[Prompt]:
Gather all lines in the entries that include the word "SETIAP".

[Available data]:
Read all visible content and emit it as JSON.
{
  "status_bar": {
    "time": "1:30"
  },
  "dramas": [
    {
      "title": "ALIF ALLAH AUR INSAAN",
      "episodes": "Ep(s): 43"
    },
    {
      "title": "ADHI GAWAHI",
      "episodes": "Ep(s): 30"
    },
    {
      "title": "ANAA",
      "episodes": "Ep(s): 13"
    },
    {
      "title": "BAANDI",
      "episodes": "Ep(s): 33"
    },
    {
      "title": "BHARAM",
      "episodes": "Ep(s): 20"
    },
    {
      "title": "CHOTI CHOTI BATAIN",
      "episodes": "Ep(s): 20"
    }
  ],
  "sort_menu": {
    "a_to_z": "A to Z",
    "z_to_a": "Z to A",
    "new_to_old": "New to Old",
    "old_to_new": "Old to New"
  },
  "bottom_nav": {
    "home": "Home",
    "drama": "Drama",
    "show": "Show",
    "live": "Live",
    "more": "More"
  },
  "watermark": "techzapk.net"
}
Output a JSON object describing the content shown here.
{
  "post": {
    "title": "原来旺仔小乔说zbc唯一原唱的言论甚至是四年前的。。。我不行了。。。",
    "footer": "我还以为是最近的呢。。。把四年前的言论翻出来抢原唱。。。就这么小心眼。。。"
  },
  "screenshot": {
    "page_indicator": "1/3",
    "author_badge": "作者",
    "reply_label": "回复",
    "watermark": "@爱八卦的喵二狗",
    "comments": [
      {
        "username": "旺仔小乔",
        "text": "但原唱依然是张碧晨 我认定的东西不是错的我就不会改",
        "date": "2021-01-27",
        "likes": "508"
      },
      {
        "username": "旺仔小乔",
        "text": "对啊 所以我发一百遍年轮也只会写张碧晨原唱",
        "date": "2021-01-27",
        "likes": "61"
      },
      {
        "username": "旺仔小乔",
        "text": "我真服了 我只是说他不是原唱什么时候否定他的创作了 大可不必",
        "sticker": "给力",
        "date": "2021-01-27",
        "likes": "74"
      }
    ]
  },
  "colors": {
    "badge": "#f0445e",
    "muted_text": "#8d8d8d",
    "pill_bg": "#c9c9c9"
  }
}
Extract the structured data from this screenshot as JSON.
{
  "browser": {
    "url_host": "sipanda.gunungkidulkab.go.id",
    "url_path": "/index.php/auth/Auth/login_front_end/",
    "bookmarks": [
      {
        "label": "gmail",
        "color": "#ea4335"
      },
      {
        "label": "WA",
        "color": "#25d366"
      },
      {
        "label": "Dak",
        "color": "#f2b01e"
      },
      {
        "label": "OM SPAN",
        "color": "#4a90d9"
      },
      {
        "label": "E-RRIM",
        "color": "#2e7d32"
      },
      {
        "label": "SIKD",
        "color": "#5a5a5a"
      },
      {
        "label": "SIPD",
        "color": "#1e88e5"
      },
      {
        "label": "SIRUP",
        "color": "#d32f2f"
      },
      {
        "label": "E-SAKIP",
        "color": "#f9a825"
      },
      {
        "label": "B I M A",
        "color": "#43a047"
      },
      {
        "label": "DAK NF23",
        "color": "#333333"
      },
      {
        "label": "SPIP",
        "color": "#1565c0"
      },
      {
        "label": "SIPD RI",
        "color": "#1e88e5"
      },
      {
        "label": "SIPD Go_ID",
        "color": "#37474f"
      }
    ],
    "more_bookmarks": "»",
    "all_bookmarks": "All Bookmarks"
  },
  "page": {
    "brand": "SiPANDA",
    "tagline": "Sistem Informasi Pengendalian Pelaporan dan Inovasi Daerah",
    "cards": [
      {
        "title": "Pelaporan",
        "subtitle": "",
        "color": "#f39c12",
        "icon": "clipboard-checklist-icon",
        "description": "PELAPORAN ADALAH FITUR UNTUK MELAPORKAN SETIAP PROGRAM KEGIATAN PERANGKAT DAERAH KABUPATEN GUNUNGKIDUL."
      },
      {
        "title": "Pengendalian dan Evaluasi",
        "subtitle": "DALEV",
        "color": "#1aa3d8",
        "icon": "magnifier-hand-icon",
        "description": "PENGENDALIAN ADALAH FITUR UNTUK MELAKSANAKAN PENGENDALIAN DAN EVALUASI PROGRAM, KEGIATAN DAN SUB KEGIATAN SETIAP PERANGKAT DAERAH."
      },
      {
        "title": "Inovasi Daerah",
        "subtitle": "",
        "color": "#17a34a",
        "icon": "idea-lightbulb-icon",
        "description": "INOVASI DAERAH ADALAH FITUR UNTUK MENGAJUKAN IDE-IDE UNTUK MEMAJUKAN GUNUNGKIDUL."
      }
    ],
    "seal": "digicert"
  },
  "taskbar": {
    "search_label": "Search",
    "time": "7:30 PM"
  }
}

[Solution for this exercise]:
        "description": "PELAPORAN ADALAH FITUR UNTUK MELAPORKAN SETIAP PROGRAM KEGIATAN PERANGKAT DAERAH KABUPATEN GUNUNGKIDUL."
        "description": "PENGENDALIAN ADALAH FITUR UNTUK MELAKSANAKAN PENGENDALIAN DAN EVALUASI PROGRAM, KEGIATAN DAN SUB KEGIATAN SETIAP PERANGKAT DAERAH."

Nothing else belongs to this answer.